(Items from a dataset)
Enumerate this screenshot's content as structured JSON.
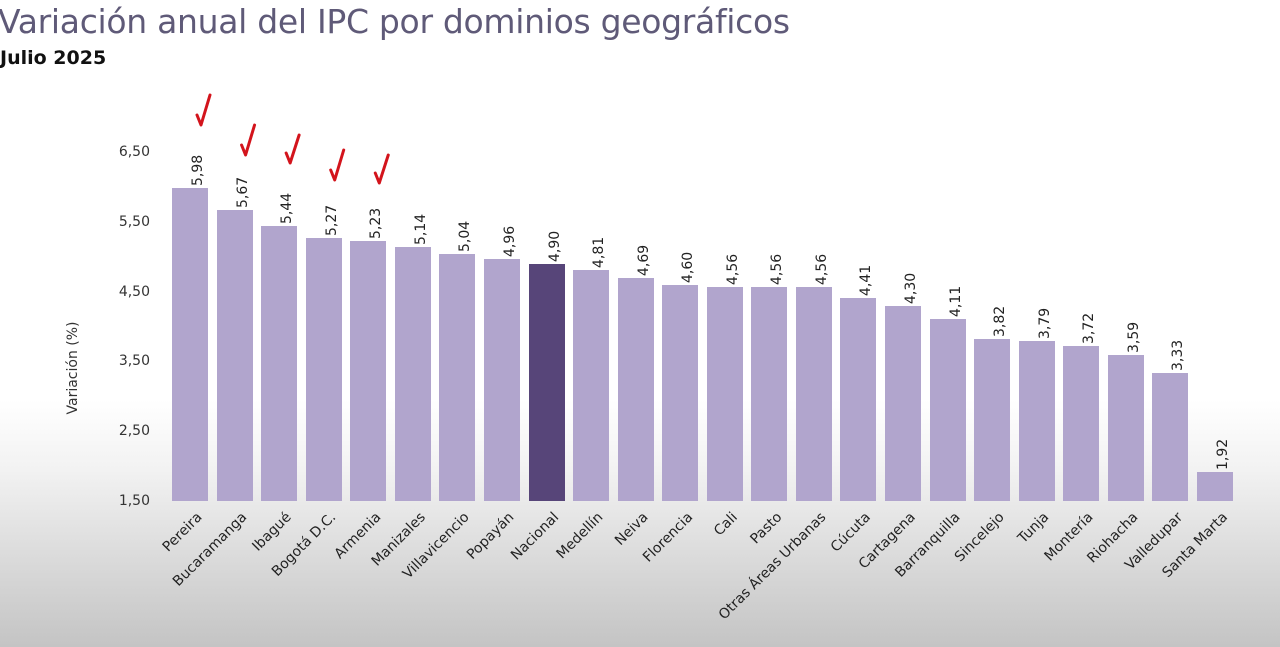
{
  "header": {
    "title": "Variación anual del IPC por dominios geográficos",
    "subtitle": "Julio 2025"
  },
  "axis": {
    "ylabel": "Variación (%)",
    "yticks": [
      "6,50",
      "5,50",
      "4,50",
      "3,50",
      "2,50",
      "1,50"
    ]
  },
  "colors": {
    "bar": "#b1a5cd",
    "highlight": "#574579",
    "check_marks": "#d3141c",
    "title": "#5f5a78"
  },
  "annotations": {
    "check_marks_on": [
      "Pereira",
      "Bucaramanga",
      "Ibagué",
      "Bogotá D.C.",
      "Armenia"
    ]
  },
  "bars": [
    {
      "label": "Pereira",
      "value": "5,98"
    },
    {
      "label": "Bucaramanga",
      "value": "5,67"
    },
    {
      "label": "Ibagué",
      "value": "5,44"
    },
    {
      "label": "Bogotá D.C.",
      "value": "5,27"
    },
    {
      "label": "Armenia",
      "value": "5,23"
    },
    {
      "label": "Manizales",
      "value": "5,14"
    },
    {
      "label": "Villavicencio",
      "value": "5,04"
    },
    {
      "label": "Popayán",
      "value": "4,96"
    },
    {
      "label": "Nacional",
      "value": "4,90"
    },
    {
      "label": "Medellín",
      "value": "4,81"
    },
    {
      "label": "Neiva",
      "value": "4,69"
    },
    {
      "label": "Florencia",
      "value": "4,60"
    },
    {
      "label": "Cali",
      "value": "4,56"
    },
    {
      "label": "Pasto",
      "value": "4,56"
    },
    {
      "label": "Otras Áreas Urbanas",
      "value": "4,56"
    },
    {
      "label": "Cúcuta",
      "value": "4,41"
    },
    {
      "label": "Cartagena",
      "value": "4,30"
    },
    {
      "label": "Barranquilla",
      "value": "4,11"
    },
    {
      "label": "Sincelejo",
      "value": "3,82"
    },
    {
      "label": "Tunja",
      "value": "3,79"
    },
    {
      "label": "Montería",
      "value": "3,72"
    },
    {
      "label": "Riohacha",
      "value": "3,59"
    },
    {
      "label": "Valledupar",
      "value": "3,33"
    },
    {
      "label": "Santa Marta",
      "value": "1,92"
    }
  ],
  "chart_data": {
    "type": "bar",
    "title": "Variación anual del IPC por dominios geográficos",
    "subtitle": "Julio 2025",
    "xlabel": "",
    "ylabel": "Variación (%)",
    "ylim": [
      1.5,
      6.5
    ],
    "yticks": [
      1.5,
      2.5,
      3.5,
      4.5,
      5.5,
      6.5
    ],
    "grid": false,
    "legend": null,
    "categories": [
      "Pereira",
      "Bucaramanga",
      "Ibagué",
      "Bogotá D.C.",
      "Armenia",
      "Manizales",
      "Villavicencio",
      "Popayán",
      "Nacional",
      "Medellín",
      "Neiva",
      "Florencia",
      "Cali",
      "Pasto",
      "Otras Áreas Urbanas",
      "Cúcuta",
      "Cartagena",
      "Barranquilla",
      "Sincelejo",
      "Tunja",
      "Montería",
      "Riohacha",
      "Valledupar",
      "Santa Marta"
    ],
    "values": [
      5.98,
      5.67,
      5.44,
      5.27,
      5.23,
      5.14,
      5.04,
      4.96,
      4.9,
      4.81,
      4.69,
      4.6,
      4.56,
      4.56,
      4.56,
      4.41,
      4.3,
      4.11,
      3.82,
      3.79,
      3.72,
      3.59,
      3.33,
      1.92
    ],
    "highlighted_category": "Nacional",
    "annotations": [
      "Red check marks above Pereira, Bucaramanga, Ibagué, Bogotá D.C., Armenia"
    ]
  }
}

**EXERCISE DESCRIPTION**
Write the full listing out again with every line unchanged, but include no pictures.

**SOLUTION BELOW**
Enumerate this screenshot's content as structured JSON.
{
  "header": {
    "title": "Variación anual del IPC por dominios geográficos",
    "subtitle": "Julio 2025"
  },
  "axis": {
    "ylabel": "Variación (%)",
    "yticks": [
      "6,50",
      "5,50",
      "4,50",
      "3,50",
      "2,50",
      "1,50"
    ]
  },
  "colors": {
    "bar": "#b1a5cd",
    "highlight": "#574579",
    "check_marks": "#d3141c",
    "title": "#5f5a78"
  },
  "annotations": {
    "check_marks_on": [
      "Pereira",
      "Bucaramanga",
      "Ibagué",
      "Bogotá D.C.",
      "Armenia"
    ]
  },
  "bars": [
    {
      "label": "Pereira",
      "value": "5,98"
    },
    {
      "label": "Bucaramanga",
      "value": "5,67"
    },
    {
      "label": "Ibagué",
      "value": "5,44"
    },
    {
      "label": "Bogotá D.C.",
      "value": "5,27"
    },
    {
      "label": "Armenia",
      "value": "5,23"
    },
    {
      "label": "Manizales",
      "value": "5,14"
    },
    {
      "label": "Villavicencio",
      "value": "5,04"
    },
    {
      "label": "Popayán",
      "value": "4,96"
    },
    {
      "label": "Nacional",
      "value": "4,90"
    },
    {
      "label": "Medellín",
      "value": "4,81"
    },
    {
      "label": "Neiva",
      "value": "4,69"
    },
    {
      "label": "Florencia",
      "value": "4,60"
    },
    {
      "label": "Cali",
      "value": "4,56"
    },
    {
      "label": "Pasto",
      "value": "4,56"
    },
    {
      "label": "Otras Áreas Urbanas",
      "value": "4,56"
    },
    {
      "label": "Cúcuta",
      "value": "4,41"
    },
    {
      "label": "Cartagena",
      "value": "4,30"
    },
    {
      "label": "Barranquilla",
      "value": "4,11"
    },
    {
      "label": "Sincelejo",
      "value": "3,82"
    },
    {
      "label": "Tunja",
      "value": "3,79"
    },
    {
      "label": "Montería",
      "value": "3,72"
    },
    {
      "label": "Riohacha",
      "value": "3,59"
    },
    {
      "label": "Valledupar",
      "value": "3,33"
    },
    {
      "label": "Santa Marta",
      "value": "1,92"
    }
  ],
  "chart_data": {
    "type": "bar",
    "title": "Variación anual del IPC por dominios geográficos",
    "subtitle": "Julio 2025",
    "xlabel": "",
    "ylabel": "Variación (%)",
    "ylim": [
      1.5,
      6.5
    ],
    "yticks": [
      1.5,
      2.5,
      3.5,
      4.5,
      5.5,
      6.5
    ],
    "grid": false,
    "legend": null,
    "categories": [
      "Pereira",
      "Bucaramanga",
      "Ibagué",
      "Bogotá D.C.",
      "Armenia",
      "Manizales",
      "Villavicencio",
      "Popayán",
      "Nacional",
      "Medellín",
      "Neiva",
      "Florencia",
      "Cali",
      "Pasto",
      "Otras Áreas Urbanas",
      "Cúcuta",
      "Cartagena",
      "Barranquilla",
      "Sincelejo",
      "Tunja",
      "Montería",
      "Riohacha",
      "Valledupar",
      "Santa Marta"
    ],
    "values": [
      5.98,
      5.67,
      5.44,
      5.27,
      5.23,
      5.14,
      5.04,
      4.96,
      4.9,
      4.81,
      4.69,
      4.6,
      4.56,
      4.56,
      4.56,
      4.41,
      4.3,
      4.11,
      3.82,
      3.79,
      3.72,
      3.59,
      3.33,
      1.92
    ],
    "highlighted_category": "Nacional",
    "annotations": [
      "Red check marks above Pereira, Bucaramanga, Ibagué, Bogotá D.C., Armenia"
    ]
  }
}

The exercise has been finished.